[Element position data]
-------------------------

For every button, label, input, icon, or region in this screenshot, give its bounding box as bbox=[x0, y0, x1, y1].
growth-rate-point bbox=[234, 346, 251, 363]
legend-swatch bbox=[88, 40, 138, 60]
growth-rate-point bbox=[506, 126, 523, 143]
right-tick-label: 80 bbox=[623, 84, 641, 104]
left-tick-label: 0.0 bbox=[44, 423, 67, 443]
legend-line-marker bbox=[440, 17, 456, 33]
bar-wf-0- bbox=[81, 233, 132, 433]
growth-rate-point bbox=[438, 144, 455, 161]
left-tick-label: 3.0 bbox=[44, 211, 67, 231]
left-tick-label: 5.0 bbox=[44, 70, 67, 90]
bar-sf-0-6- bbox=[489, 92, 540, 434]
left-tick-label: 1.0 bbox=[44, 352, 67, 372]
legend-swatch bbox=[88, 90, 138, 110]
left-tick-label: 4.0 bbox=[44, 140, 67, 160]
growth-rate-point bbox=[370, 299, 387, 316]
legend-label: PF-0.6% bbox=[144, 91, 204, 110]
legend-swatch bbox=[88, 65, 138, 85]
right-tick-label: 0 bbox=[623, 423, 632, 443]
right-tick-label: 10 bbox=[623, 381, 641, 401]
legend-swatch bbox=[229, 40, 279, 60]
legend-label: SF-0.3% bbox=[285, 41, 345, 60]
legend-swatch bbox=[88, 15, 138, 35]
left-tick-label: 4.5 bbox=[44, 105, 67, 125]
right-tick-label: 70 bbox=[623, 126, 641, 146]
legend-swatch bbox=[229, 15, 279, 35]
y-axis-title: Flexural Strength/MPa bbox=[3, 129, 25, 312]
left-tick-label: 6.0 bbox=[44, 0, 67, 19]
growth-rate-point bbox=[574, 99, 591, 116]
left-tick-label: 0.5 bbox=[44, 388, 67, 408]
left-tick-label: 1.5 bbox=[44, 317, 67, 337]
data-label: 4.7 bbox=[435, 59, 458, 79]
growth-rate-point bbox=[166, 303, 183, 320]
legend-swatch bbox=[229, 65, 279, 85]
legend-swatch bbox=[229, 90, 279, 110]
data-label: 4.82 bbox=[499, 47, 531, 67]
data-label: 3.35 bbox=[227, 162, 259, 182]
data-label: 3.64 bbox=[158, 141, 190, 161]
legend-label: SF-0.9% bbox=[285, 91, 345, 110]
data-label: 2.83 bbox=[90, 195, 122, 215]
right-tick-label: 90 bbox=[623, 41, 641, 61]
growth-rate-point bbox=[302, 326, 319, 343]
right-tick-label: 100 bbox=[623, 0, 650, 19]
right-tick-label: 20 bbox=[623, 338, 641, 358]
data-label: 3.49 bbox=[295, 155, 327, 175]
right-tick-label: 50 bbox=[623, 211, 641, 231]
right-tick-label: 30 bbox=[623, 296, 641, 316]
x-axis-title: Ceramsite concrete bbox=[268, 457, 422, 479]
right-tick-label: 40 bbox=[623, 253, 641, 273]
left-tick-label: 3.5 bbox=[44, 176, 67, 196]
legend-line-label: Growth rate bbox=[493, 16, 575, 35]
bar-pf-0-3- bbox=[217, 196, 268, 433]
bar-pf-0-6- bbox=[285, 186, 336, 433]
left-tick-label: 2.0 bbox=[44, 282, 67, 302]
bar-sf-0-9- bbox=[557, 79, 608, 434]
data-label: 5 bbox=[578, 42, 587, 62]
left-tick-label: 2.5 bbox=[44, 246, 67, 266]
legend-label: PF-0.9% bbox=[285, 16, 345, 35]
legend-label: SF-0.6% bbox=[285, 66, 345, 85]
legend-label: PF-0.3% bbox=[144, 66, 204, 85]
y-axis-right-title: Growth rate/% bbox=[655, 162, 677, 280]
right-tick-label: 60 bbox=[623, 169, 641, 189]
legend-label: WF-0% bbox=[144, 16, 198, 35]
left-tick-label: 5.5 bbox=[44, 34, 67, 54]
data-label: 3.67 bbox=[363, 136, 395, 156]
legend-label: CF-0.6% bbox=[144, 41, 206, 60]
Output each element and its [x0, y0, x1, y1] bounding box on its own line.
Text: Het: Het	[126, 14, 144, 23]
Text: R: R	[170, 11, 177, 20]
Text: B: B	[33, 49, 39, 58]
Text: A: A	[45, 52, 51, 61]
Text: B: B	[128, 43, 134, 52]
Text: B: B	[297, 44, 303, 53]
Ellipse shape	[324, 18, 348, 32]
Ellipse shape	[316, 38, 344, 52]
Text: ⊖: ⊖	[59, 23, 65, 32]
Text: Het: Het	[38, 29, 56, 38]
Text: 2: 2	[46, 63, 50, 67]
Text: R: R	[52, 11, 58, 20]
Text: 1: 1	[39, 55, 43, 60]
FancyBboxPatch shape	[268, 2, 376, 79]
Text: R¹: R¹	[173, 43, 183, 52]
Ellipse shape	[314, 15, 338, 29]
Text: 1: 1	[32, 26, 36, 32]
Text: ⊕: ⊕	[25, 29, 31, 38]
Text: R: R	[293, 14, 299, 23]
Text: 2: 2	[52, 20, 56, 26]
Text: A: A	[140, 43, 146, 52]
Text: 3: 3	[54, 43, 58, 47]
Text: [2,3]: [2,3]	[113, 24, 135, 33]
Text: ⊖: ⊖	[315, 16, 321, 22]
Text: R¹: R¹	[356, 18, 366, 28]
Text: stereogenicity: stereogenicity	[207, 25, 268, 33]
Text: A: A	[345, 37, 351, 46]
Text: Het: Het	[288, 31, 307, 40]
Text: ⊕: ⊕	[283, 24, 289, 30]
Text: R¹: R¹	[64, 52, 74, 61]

-------------------------

» TASK
Rewrite everything from the start of the records down to the line containing "left-tick-label: 0.5 bbox=[44, 388, 67, 408]" as a Markdown table with the columns "Row" and "Line", omitting blank lines.

» FINAL RESULT
| Row | Line |
|---|---|
| 1 | For every button, label, input, icon, or region in this screenshot, give its bounding box as bbox=[x0, y0, x1, y1]. |
| 2 | growth-rate-point bbox=[234, 346, 251, 363] |
| 3 | legend-swatch bbox=[88, 40, 138, 60] |
| 4 | growth-rate-point bbox=[506, 126, 523, 143] |
| 5 | right-tick-label: 80 bbox=[623, 84, 641, 104] |
| 6 | left-tick-label: 0.0 bbox=[44, 423, 67, 443] |
| 7 | legend-line-marker bbox=[440, 17, 456, 33] |
| 8 | bar-wf-0- bbox=[81, 233, 132, 433] |
| 9 | growth-rate-point bbox=[438, 144, 455, 161] |
| 10 | left-tick-label: 3.0 bbox=[44, 211, 67, 231] |
| 11 | left-tick-label: 5.0 bbox=[44, 70, 67, 90] |
| 12 | bar-sf-0-6- bbox=[489, 92, 540, 434] |
| 13 | left-tick-label: 1.0 bbox=[44, 352, 67, 372] |
| 14 | legend-swatch bbox=[88, 90, 138, 110] |
| 15 | left-tick-label: 4.0 bbox=[44, 140, 67, 160] |
| 16 | growth-rate-point bbox=[370, 299, 387, 316] |
| 17 | legend-label: PF-0.6% bbox=[144, 91, 204, 110] |
| 18 | legend-swatch bbox=[88, 65, 138, 85] |
| 19 | right-tick-label: 0 bbox=[623, 423, 632, 443] |
| 20 | right-tick-label: 10 bbox=[623, 381, 641, 401] |
| 21 | legend-swatch bbox=[229, 40, 279, 60] |
| 22 | legend-label: SF-0.3% bbox=[285, 41, 345, 60] |
| 23 | legend-swatch bbox=[88, 15, 138, 35] |
| 24 | left-tick-label: 4.5 bbox=[44, 105, 67, 125] |
| 25 | right-tick-label: 70 bbox=[623, 126, 641, 146] |
| 26 | legend-swatch bbox=[229, 15, 279, 35] |
| 27 | y-axis-title: Flexural Strength/MPa bbox=[3, 129, 25, 312] |
| 28 | left-tick-label: 6.0 bbox=[44, 0, 67, 19] |
| 29 | growth-rate-point bbox=[574, 99, 591, 116] |
| 30 | left-tick-label: 0.5 bbox=[44, 388, 67, 408] |